__Provided material__.
————————
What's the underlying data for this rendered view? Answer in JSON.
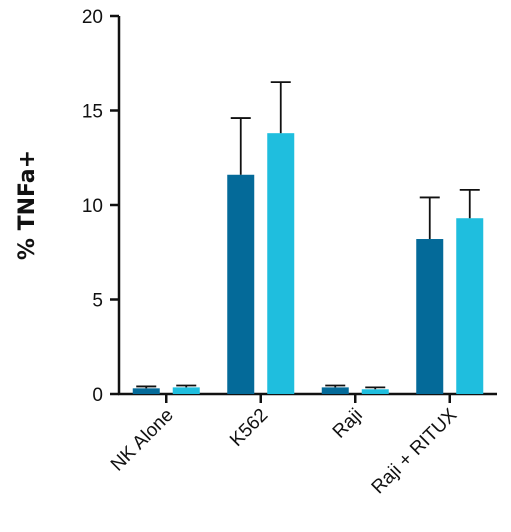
{
  "chart_data": {
    "type": "bar",
    "title": "",
    "xlabel": "",
    "ylabel": "% TNFa+",
    "ylim": [
      0,
      20
    ],
    "yticks": [
      "0",
      "5",
      "10",
      "15",
      "20"
    ],
    "ytick_values": [
      0,
      5,
      10,
      15,
      20
    ],
    "grid": false,
    "legend": "none",
    "categories": [
      "NK Alone",
      "K562",
      "Raji",
      "Raji + RITUX"
    ],
    "series": [
      {
        "color": "#046a99",
        "values": [
          0.3,
          11.6,
          0.35,
          8.2
        ],
        "errors": [
          0.1,
          3.0,
          0.1,
          2.2
        ]
      },
      {
        "color": "#1fbede",
        "values": [
          0.35,
          13.8,
          0.25,
          9.3
        ],
        "errors": [
          0.1,
          2.7,
          0.1,
          1.5
        ]
      }
    ]
  }
}
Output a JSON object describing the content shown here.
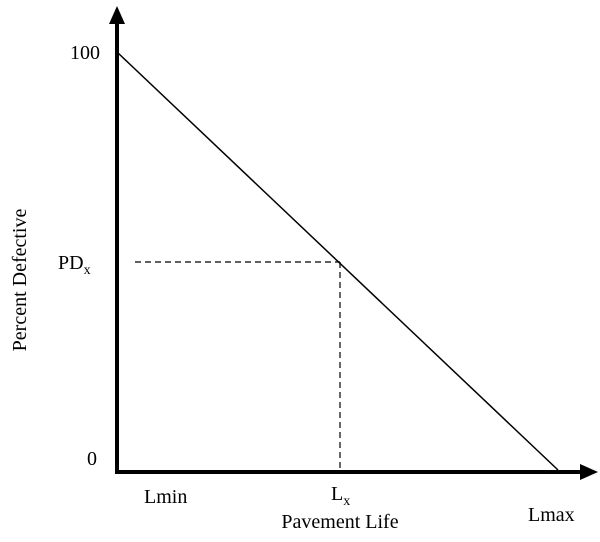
{
  "y_axis": {
    "title": "Percent Defective",
    "labels": {
      "top": "100",
      "middle": {
        "main": "PD",
        "sub": "x"
      },
      "bottom": "0"
    }
  },
  "x_axis": {
    "title": "Pavement Life",
    "labels": {
      "left": "Lmin",
      "middle": {
        "main": "L",
        "sub": "x"
      },
      "right": "Lmax"
    }
  }
}
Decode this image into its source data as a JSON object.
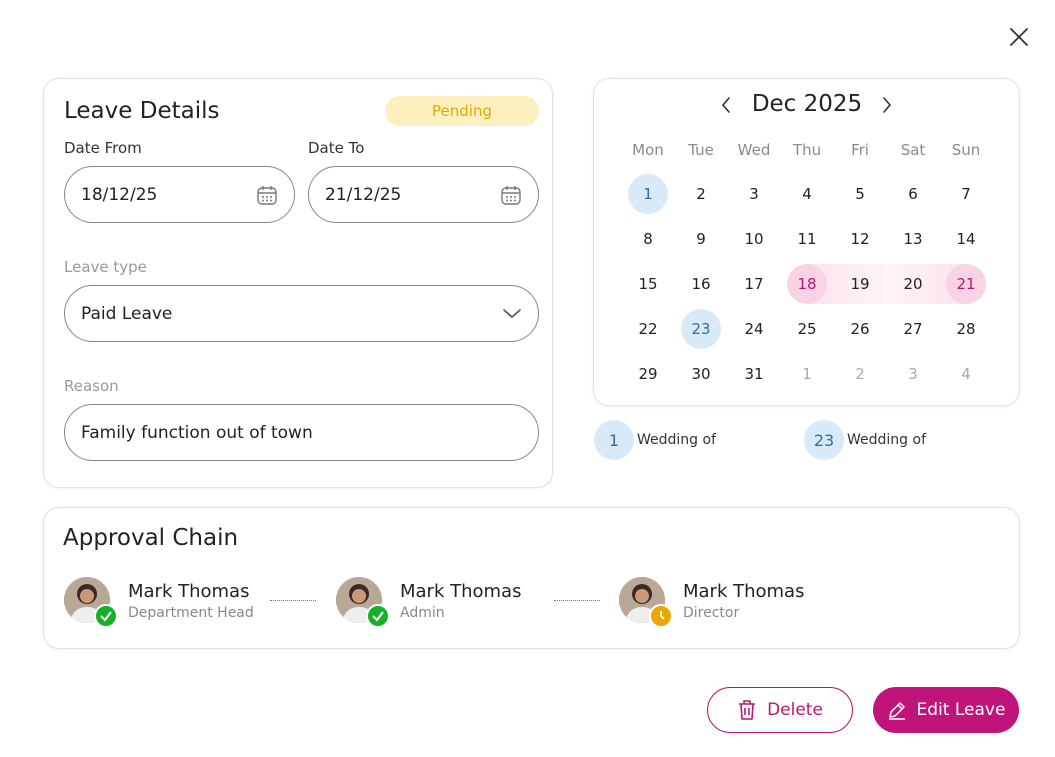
{
  "leave_details": {
    "title": "Leave Details",
    "status": "Pending",
    "date_from": {
      "label": "Date From",
      "value": "18/12/25"
    },
    "date_to": {
      "label": "Date To",
      "value": "21/12/25"
    },
    "leave_type": {
      "label": "Leave type",
      "value": "Paid Leave"
    },
    "reason": {
      "label": "Reason",
      "value": "Family function out of town"
    }
  },
  "calendar": {
    "month": "Dec 2025",
    "weekdays": [
      "Mon",
      "Tue",
      "Wed",
      "Thu",
      "Fri",
      "Sat",
      "Sun"
    ],
    "weeks": [
      [
        1,
        2,
        3,
        4,
        5,
        6,
        7
      ],
      [
        8,
        9,
        10,
        11,
        12,
        13,
        14
      ],
      [
        15,
        16,
        17,
        18,
        19,
        20,
        21
      ],
      [
        22,
        23,
        24,
        25,
        26,
        27,
        28
      ],
      [
        29,
        30,
        31,
        1,
        2,
        3,
        4
      ]
    ],
    "selected_range": [
      18,
      21
    ]
  },
  "holidays": [
    {
      "day": 1,
      "label": "Wedding of"
    },
    {
      "day": 23,
      "label": "Wedding of"
    }
  ],
  "approval_chain": {
    "title": "Approval Chain",
    "approvers": [
      {
        "name": "Mark Thomas",
        "role": "Department Head",
        "status": "approved"
      },
      {
        "name": "Mark Thomas",
        "role": "Admin",
        "status": "approved"
      },
      {
        "name": "Mark Thomas",
        "role": "Director",
        "status": "pending"
      }
    ]
  },
  "actions": {
    "delete": "Delete",
    "edit": "Edit Leave"
  }
}
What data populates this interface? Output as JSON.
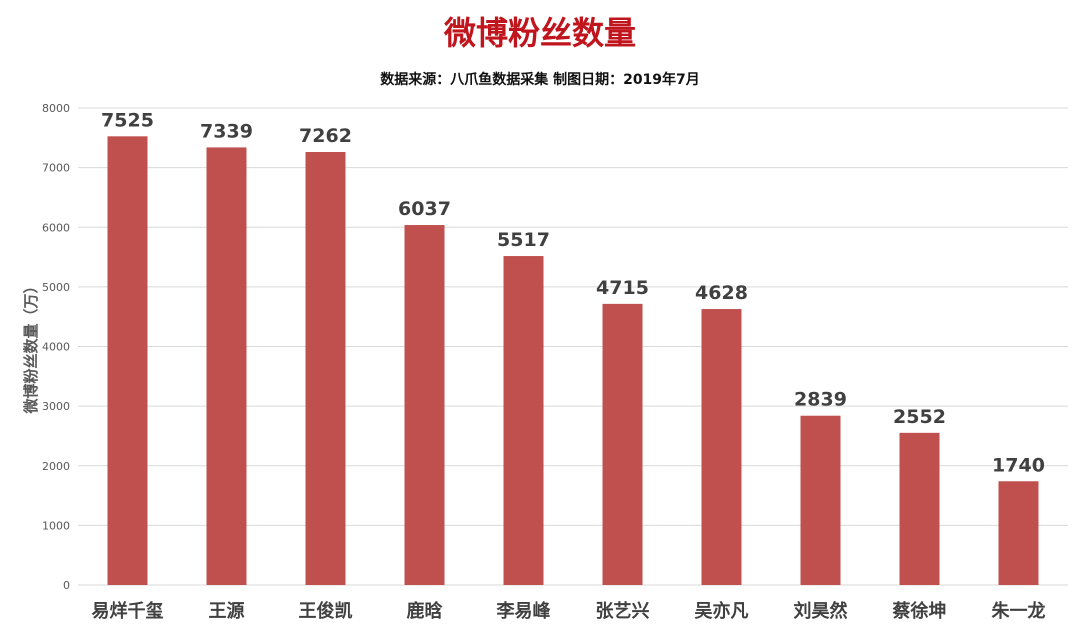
{
  "chart_data": {
    "type": "bar",
    "title": "微博粉丝数量",
    "subtitle": "数据来源：八爪鱼数据采集    制图日期：2019年7月",
    "ylabel": "微博粉丝数量（万）",
    "xlabel": "",
    "ylim": [
      0,
      8000
    ],
    "yticks": [
      "0",
      "1000",
      "2000",
      "3000",
      "4000",
      "5000",
      "6000",
      "7000",
      "8000"
    ],
    "grid": true,
    "categories": [
      "易烊千玺",
      "王源",
      "王俊凯",
      "鹿晗",
      "李易峰",
      "张艺兴",
      "吴亦凡",
      "刘昊然",
      "蔡徐坤",
      "朱一龙"
    ],
    "values": [
      7525,
      7339,
      7262,
      6037,
      5517,
      4715,
      4628,
      2839,
      2552,
      1740
    ],
    "data_labels": [
      "7525",
      "7339",
      "7262",
      "6037",
      "5517",
      "4715",
      "4628",
      "2839",
      "2552",
      "1740"
    ]
  },
  "colors": {
    "bar": "#c0504d",
    "title": "#c0151d",
    "grid": "#d9d9d9",
    "axis_text": "#595959",
    "label_text": "#404040"
  }
}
————————
__Exercise brief__. Above are records with pictures; repeat the records exactly and leave the pictures out.

__Result of this task__.
What's the underlying data for this rendered view? Answer in JSON.
{
  "chart_data": {
    "type": "bar",
    "title": "",
    "xlabel": "",
    "ylabel": "% TNFa+",
    "ylim": [
      0,
      20
    ],
    "yticks": [
      "0",
      "5",
      "10",
      "15",
      "20"
    ],
    "ytick_values": [
      0,
      5,
      10,
      15,
      20
    ],
    "grid": false,
    "legend": "none",
    "categories": [
      "NK Alone",
      "K562",
      "Raji",
      "Raji + RITUX"
    ],
    "series": [
      {
        "color": "#046a99",
        "values": [
          0.3,
          11.6,
          0.35,
          8.2
        ],
        "errors": [
          0.1,
          3.0,
          0.1,
          2.2
        ]
      },
      {
        "color": "#1fbede",
        "values": [
          0.35,
          13.8,
          0.25,
          9.3
        ],
        "errors": [
          0.1,
          2.7,
          0.1,
          1.5
        ]
      }
    ]
  }
}
Output a JSON object describing the content shown here.
{
  "y_axis": {
    "title": "Percent Defective",
    "labels": {
      "top": "100",
      "middle": {
        "main": "PD",
        "sub": "x"
      },
      "bottom": "0"
    }
  },
  "x_axis": {
    "title": "Pavement Life",
    "labels": {
      "left": "Lmin",
      "middle": {
        "main": "L",
        "sub": "x"
      },
      "right": "Lmax"
    }
  }
}
Decode this image into its source data as a JSON object.
{
  "leave_details": {
    "title": "Leave Details",
    "status": "Pending",
    "date_from": {
      "label": "Date From",
      "value": "18/12/25"
    },
    "date_to": {
      "label": "Date To",
      "value": "21/12/25"
    },
    "leave_type": {
      "label": "Leave type",
      "value": "Paid Leave"
    },
    "reason": {
      "label": "Reason",
      "value": "Family function out of town"
    }
  },
  "calendar": {
    "month": "Dec 2025",
    "weekdays": [
      "Mon",
      "Tue",
      "Wed",
      "Thu",
      "Fri",
      "Sat",
      "Sun"
    ],
    "weeks": [
      [
        1,
        2,
        3,
        4,
        5,
        6,
        7
      ],
      [
        8,
        9,
        10,
        11,
        12,
        13,
        14
      ],
      [
        15,
        16,
        17,
        18,
        19,
        20,
        21
      ],
      [
        22,
        23,
        24,
        25,
        26,
        27,
        28
      ],
      [
        29,
        30,
        31,
        1,
        2,
        3,
        4
      ]
    ],
    "selected_range": [
      18,
      21
    ]
  },
  "holidays": [
    {
      "day": 1,
      "label": "Wedding of"
    },
    {
      "day": 23,
      "label": "Wedding of"
    }
  ],
  "approval_chain": {
    "title": "Approval Chain",
    "approvers": [
      {
        "name": "Mark Thomas",
        "role": "Department Head",
        "status": "approved"
      },
      {
        "name": "Mark Thomas",
        "role": "Admin",
        "status": "approved"
      },
      {
        "name": "Mark Thomas",
        "role": "Director",
        "status": "pending"
      }
    ]
  },
  "actions": {
    "delete": "Delete",
    "edit": "Edit Leave"
  }
}
What data populates this interface? Output as JSON.
{
  "chart_data": {
    "type": "bar",
    "title": "微博粉丝数量",
    "subtitle": "数据来源：八爪鱼数据采集    制图日期：2019年7月",
    "ylabel": "微博粉丝数量（万）",
    "xlabel": "",
    "ylim": [
      0,
      8000
    ],
    "yticks": [
      "0",
      "1000",
      "2000",
      "3000",
      "4000",
      "5000",
      "6000",
      "7000",
      "8000"
    ],
    "grid": true,
    "categories": [
      "易烊千玺",
      "王源",
      "王俊凯",
      "鹿晗",
      "李易峰",
      "张艺兴",
      "吴亦凡",
      "刘昊然",
      "蔡徐坤",
      "朱一龙"
    ],
    "values": [
      7525,
      7339,
      7262,
      6037,
      5517,
      4715,
      4628,
      2839,
      2552,
      1740
    ],
    "data_labels": [
      "7525",
      "7339",
      "7262",
      "6037",
      "5517",
      "4715",
      "4628",
      "2839",
      "2552",
      "1740"
    ]
  },
  "colors": {
    "bar": "#c0504d",
    "title": "#c0151d",
    "grid": "#d9d9d9",
    "axis_text": "#595959",
    "label_text": "#404040"
  }
}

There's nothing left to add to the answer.